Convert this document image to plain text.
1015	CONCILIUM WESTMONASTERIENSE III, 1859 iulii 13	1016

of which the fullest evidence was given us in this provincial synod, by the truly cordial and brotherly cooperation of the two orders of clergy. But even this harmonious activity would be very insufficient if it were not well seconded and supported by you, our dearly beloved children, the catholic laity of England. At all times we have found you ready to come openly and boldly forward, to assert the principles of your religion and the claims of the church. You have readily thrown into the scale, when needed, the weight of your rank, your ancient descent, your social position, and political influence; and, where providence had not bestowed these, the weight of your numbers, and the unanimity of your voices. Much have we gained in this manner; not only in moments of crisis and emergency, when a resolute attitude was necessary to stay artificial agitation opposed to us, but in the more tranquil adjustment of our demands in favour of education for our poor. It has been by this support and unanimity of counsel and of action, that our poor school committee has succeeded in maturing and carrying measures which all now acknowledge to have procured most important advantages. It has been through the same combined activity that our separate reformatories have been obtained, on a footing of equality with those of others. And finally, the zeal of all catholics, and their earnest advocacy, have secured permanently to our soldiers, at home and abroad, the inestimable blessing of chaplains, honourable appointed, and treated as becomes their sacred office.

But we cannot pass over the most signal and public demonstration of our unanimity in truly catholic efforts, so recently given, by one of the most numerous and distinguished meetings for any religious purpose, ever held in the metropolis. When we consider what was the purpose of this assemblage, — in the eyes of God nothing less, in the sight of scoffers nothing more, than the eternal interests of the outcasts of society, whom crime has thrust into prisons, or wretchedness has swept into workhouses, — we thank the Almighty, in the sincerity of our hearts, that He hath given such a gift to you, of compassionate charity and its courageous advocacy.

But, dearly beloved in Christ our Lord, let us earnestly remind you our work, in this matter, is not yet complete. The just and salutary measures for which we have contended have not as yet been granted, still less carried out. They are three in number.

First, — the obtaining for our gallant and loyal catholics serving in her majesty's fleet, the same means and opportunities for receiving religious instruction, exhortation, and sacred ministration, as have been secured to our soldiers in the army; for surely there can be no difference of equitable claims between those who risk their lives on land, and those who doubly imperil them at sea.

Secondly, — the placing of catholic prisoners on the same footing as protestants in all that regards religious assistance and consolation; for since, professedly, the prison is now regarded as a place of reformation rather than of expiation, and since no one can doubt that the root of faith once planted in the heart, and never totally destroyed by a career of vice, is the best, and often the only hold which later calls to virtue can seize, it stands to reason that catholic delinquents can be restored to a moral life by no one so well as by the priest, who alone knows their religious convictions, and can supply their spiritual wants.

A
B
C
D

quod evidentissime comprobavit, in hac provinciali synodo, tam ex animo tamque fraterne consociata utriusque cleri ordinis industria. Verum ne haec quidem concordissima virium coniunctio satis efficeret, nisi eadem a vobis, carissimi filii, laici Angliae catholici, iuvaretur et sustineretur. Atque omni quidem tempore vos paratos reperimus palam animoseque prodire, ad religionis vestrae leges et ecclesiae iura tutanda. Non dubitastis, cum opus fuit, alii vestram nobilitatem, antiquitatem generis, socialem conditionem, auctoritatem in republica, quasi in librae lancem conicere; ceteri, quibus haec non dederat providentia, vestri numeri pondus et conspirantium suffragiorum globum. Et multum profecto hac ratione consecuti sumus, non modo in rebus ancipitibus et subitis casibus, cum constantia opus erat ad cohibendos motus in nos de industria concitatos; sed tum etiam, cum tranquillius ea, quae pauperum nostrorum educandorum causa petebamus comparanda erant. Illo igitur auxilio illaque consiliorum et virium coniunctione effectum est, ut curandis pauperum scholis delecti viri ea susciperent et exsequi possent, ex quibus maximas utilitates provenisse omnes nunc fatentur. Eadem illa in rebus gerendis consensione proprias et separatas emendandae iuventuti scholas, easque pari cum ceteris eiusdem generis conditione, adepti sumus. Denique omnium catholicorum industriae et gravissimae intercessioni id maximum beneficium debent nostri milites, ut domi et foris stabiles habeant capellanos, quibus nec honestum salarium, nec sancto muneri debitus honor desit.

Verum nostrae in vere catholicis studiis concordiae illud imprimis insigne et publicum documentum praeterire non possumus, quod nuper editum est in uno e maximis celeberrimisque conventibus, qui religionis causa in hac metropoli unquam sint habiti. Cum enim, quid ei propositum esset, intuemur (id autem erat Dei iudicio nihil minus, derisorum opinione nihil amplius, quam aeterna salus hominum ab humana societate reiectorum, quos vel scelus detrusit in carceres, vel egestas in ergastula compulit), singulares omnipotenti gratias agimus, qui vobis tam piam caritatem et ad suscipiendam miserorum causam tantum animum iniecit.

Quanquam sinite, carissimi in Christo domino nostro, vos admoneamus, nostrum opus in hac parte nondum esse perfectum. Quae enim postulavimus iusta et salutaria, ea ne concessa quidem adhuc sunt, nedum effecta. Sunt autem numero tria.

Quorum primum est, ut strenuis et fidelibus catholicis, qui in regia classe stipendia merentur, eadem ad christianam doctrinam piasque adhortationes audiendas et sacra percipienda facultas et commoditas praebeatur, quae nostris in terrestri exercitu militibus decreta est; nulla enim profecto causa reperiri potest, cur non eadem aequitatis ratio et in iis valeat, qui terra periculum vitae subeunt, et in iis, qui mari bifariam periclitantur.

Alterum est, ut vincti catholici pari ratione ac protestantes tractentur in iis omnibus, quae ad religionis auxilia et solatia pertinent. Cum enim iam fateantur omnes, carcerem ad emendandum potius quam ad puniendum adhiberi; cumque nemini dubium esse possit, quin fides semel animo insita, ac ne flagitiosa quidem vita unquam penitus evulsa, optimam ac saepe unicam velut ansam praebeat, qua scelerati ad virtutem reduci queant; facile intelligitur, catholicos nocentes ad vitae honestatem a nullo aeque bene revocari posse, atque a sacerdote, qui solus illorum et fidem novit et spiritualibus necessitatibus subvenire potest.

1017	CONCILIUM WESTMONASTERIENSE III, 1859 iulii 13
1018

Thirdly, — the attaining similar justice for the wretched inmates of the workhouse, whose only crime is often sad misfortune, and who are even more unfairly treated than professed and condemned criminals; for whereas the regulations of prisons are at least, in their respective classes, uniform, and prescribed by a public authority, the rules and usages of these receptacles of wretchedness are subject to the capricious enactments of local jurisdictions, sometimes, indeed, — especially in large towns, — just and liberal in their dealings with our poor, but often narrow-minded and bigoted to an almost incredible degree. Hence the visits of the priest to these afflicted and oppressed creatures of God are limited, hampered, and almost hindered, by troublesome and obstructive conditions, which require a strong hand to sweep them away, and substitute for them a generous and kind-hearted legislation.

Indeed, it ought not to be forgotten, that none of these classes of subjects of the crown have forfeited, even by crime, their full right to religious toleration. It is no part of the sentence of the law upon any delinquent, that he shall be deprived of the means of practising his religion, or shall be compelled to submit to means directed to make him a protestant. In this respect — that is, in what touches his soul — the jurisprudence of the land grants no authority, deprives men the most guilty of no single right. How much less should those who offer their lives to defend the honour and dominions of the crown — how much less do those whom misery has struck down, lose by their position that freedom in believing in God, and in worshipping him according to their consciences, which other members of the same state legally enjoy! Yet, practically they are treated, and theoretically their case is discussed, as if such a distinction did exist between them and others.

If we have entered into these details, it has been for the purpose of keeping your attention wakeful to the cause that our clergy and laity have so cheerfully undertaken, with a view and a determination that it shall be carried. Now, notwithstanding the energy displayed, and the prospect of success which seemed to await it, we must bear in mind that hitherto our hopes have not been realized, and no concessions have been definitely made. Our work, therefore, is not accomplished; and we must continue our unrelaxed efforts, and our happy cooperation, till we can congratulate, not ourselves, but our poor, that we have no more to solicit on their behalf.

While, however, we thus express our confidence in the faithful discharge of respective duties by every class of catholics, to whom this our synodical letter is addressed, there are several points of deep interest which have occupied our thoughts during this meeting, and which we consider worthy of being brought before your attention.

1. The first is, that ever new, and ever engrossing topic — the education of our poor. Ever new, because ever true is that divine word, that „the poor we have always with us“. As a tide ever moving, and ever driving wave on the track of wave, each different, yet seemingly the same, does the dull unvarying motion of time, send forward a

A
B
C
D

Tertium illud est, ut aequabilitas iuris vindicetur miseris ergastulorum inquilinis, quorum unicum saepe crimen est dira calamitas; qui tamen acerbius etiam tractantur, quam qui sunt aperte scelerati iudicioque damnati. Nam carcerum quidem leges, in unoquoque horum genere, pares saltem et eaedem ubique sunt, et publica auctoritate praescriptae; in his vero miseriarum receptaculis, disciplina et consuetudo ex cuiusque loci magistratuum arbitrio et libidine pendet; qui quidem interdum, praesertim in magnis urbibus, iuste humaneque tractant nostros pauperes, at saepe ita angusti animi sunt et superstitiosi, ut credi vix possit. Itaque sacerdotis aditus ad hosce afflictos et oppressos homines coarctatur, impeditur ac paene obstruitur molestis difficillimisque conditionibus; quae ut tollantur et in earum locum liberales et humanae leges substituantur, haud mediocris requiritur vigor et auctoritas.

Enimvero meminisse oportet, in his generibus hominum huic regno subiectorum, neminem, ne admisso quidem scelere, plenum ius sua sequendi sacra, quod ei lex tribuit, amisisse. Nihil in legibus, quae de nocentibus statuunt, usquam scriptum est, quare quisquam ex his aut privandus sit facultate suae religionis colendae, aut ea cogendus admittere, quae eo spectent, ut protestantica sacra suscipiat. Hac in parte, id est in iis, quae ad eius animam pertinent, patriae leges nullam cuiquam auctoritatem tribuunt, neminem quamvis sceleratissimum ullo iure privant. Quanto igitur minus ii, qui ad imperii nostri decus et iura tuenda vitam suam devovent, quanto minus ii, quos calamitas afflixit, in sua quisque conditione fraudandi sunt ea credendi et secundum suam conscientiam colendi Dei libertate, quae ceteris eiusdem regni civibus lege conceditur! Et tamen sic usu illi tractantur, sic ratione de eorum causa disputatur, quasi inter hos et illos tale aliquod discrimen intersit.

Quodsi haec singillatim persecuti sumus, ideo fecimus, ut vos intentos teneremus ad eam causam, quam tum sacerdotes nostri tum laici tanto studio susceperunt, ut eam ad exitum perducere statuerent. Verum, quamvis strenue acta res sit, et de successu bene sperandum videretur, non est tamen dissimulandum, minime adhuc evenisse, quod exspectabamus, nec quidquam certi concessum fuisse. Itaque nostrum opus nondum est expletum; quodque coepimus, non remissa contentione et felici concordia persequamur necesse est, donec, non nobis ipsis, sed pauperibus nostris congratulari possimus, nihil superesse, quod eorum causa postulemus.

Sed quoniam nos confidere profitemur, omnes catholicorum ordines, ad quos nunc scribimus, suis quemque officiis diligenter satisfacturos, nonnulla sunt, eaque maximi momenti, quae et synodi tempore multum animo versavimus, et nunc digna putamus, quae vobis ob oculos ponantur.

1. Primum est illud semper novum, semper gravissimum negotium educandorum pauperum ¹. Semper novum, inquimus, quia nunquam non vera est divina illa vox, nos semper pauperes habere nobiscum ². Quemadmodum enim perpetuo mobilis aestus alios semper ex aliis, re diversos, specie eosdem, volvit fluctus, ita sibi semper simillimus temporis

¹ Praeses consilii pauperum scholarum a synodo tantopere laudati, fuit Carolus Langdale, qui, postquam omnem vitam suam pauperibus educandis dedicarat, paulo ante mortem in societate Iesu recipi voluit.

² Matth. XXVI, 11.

□ □ □ □ □ □ □

Take every line from the data above that holds "WESTMONASTERIENSE" and copy it out.

[Written reply]
1015	CONCILIUM WESTMONASTERIENSE III, 1859 iulii 13	1016
1017	CONCILIUM WESTMONASTERIENSE III, 1859 iulii 13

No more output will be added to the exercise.